====== DATASET RECORDS

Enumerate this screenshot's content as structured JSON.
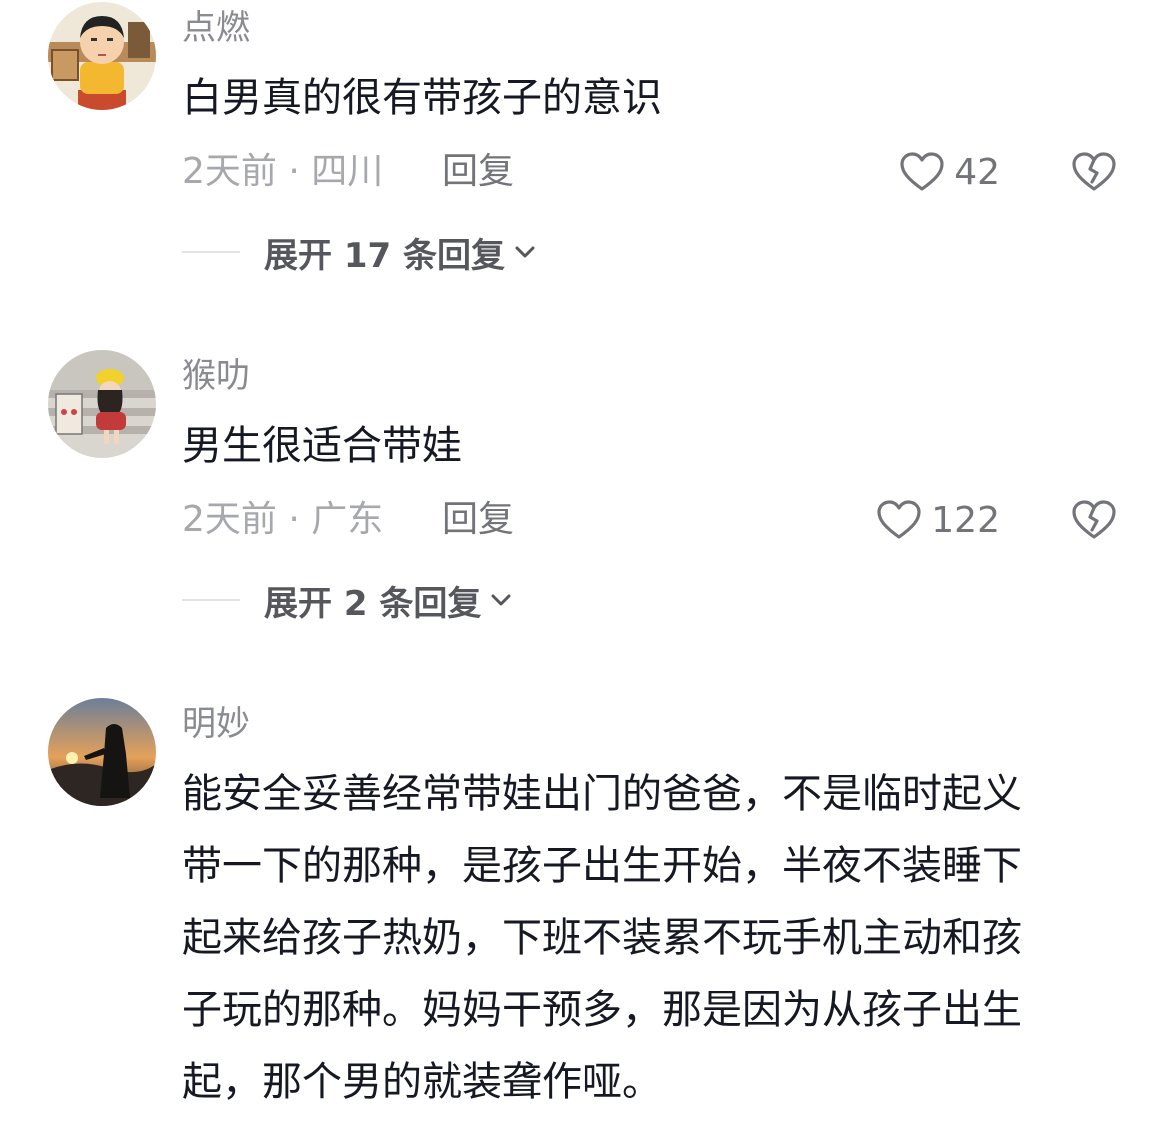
{
  "comments": [
    {
      "user": "点燃",
      "text": "白男真的很有带孩子的意识",
      "meta": "2天前 · 四川",
      "reply_label": "回复",
      "likes": "42",
      "expand": "展开 17 条回复"
    },
    {
      "user": "猴叻",
      "text": "男生很适合带娃",
      "meta": "2天前 · 广东",
      "reply_label": "回复",
      "likes": "122",
      "expand": "展开 2 条回复"
    },
    {
      "user": "明妙",
      "text_lines": [
        "能安全妥善经常带娃出门的爸爸，不是临时起义",
        "带一下的那种，是孩子出生开始，半夜不装睡下",
        "起来给孩子热奶，下班不装累不玩手机主动和孩",
        "子玩的那种。妈妈干预多，那是因为从孩子出生",
        "起，那个男的就装聋作哑。"
      ]
    }
  ],
  "icons": {
    "like": "heart-outline-icon",
    "dislike": "broken-heart-icon",
    "expand": "chevron-down-icon"
  },
  "colors": {
    "username": "#8a8b91",
    "meta": "#a7a8ad",
    "body_text": "#161823"
  }
}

============

- _TASK INSTRUCTIONS_: Output the lines above in full and exactly as given, omitting any pictures.

- _EXERCISE RESULT_:
Enumerate this screenshot's content as structured JSON.
{
  "comments": [
    {
      "user": "点燃",
      "text": "白男真的很有带孩子的意识",
      "meta": "2天前 · 四川",
      "reply_label": "回复",
      "likes": "42",
      "expand": "展开 17 条回复"
    },
    {
      "user": "猴叻",
      "text": "男生很适合带娃",
      "meta": "2天前 · 广东",
      "reply_label": "回复",
      "likes": "122",
      "expand": "展开 2 条回复"
    },
    {
      "user": "明妙",
      "text_lines": [
        "能安全妥善经常带娃出门的爸爸，不是临时起义",
        "带一下的那种，是孩子出生开始，半夜不装睡下",
        "起来给孩子热奶，下班不装累不玩手机主动和孩",
        "子玩的那种。妈妈干预多，那是因为从孩子出生",
        "起，那个男的就装聋作哑。"
      ]
    }
  ],
  "icons": {
    "like": "heart-outline-icon",
    "dislike": "broken-heart-icon",
    "expand": "chevron-down-icon"
  },
  "colors": {
    "username": "#8a8b91",
    "meta": "#a7a8ad",
    "body_text": "#161823"
  }
}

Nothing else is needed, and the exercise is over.